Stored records
--

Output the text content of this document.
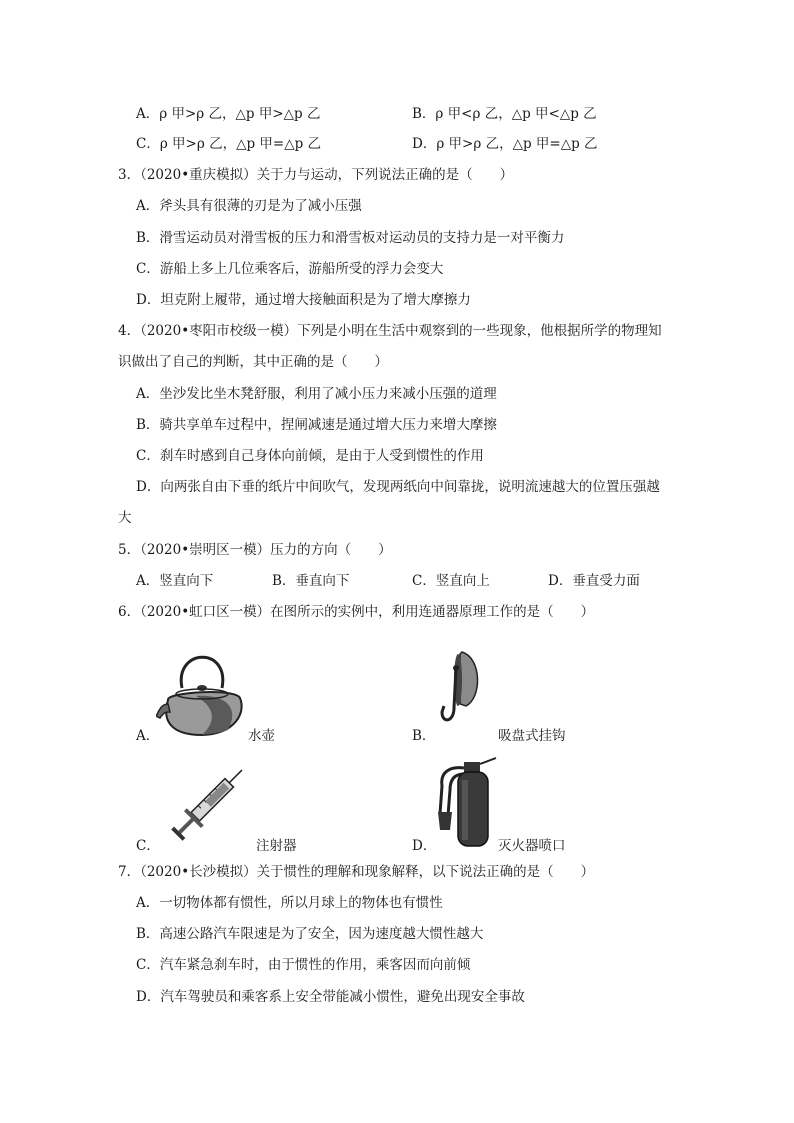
A．ρ 甲>ρ 乙，△p 甲>△p 乙	B．ρ 甲<ρ 乙，△p 甲<△p 乙
C．ρ 甲>ρ 乙，△p 甲=△p 乙	D．ρ 甲>ρ 乙，△p 甲=△p 乙
3．（2020•重庆模拟）关于力与运动，下列说法正确的是（　　）
A．斧头具有很薄的刃是为了减小压强
B．滑雪运动员对滑雪板的压力和滑雪板对运动员的支持力是一对平衡力
C．游船上多上几位乘客后，游船所受的浮力会变大
D．坦克附上履带，通过增大接触面积是为了增大摩擦力
4．（2020•枣阳市校级一模）下列是小明在生活中观察到的一些现象，他根据所学的物理知
识做出了自己的判断，其中正确的是（　　）
A．坐沙发比坐木凳舒服，利用了减小压力来减小压强的道理
B．骑共享单车过程中，捏闸减速是通过增大压力来增大摩擦
C．刹车时感到自己身体向前倾，是由于人受到惯性的作用
D．向两张自由下垂的纸片中间吹气，发现两纸向中间靠拢，说明流速越大的位置压强越
大
5．（2020•崇明区一模）压力的方向（　　）
A．竖直向下	B．垂直向下	C．竖直向上	D．垂直受力面
6．（2020•虹口区一模）在图所示的实例中，利用连通器原理工作的是（　　）
A．	水壶	B．	吸盘式挂钩
C．	注射器	D．	灭火器喷口
7．（2020•长沙模拟）关于惯性的理解和现象解释，以下说法正确的是（　　）
A．一切物体都有惯性，所以月球上的物体也有惯性
B．高速公路汽车限速是为了安全，因为速度越大惯性越大
C．汽车紧急刹车时，由于惯性的作用，乘客因而向前倾
D．汽车驾驶员和乘客系上安全带能减小惯性，避免出现安全事故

--

Goal
Reproduce the whole listing exactly, but not the images in it.

Written solution
Output the text content of this document.
A．ρ 甲>ρ 乙，△p 甲>△p 乙	B．ρ 甲<ρ 乙，△p 甲<△p 乙
C．ρ 甲>ρ 乙，△p 甲=△p 乙	D．ρ 甲>ρ 乙，△p 甲=△p 乙
3．（2020•重庆模拟）关于力与运动，下列说法正确的是（　　）
A．斧头具有很薄的刃是为了减小压强
B．滑雪运动员对滑雪板的压力和滑雪板对运动员的支持力是一对平衡力
C．游船上多上几位乘客后，游船所受的浮力会变大
D．坦克附上履带，通过增大接触面积是为了增大摩擦力
4．（2020•枣阳市校级一模）下列是小明在生活中观察到的一些现象，他根据所学的物理知
识做出了自己的判断，其中正确的是（　　）
A．坐沙发比坐木凳舒服，利用了减小压力来减小压强的道理
B．骑共享单车过程中，捏闸减速是通过增大压力来增大摩擦
C．刹车时感到自己身体向前倾，是由于人受到惯性的作用
D．向两张自由下垂的纸片中间吹气，发现两纸向中间靠拢，说明流速越大的位置压强越
大
5．（2020•崇明区一模）压力的方向（　　）
A．竖直向下	B．垂直向下	C．竖直向上	D．垂直受力面
6．（2020•虹口区一模）在图所示的实例中，利用连通器原理工作的是（　　）
A．	水壶	B．	吸盘式挂钩
C．	注射器	D．	灭火器喷口
7．（2020•长沙模拟）关于惯性的理解和现象解释，以下说法正确的是（　　）
A．一切物体都有惯性，所以月球上的物体也有惯性
B．高速公路汽车限速是为了安全，因为速度越大惯性越大
C．汽车紧急刹车时，由于惯性的作用，乘客因而向前倾
D．汽车驾驶员和乘客系上安全带能减小惯性，避免出现安全事故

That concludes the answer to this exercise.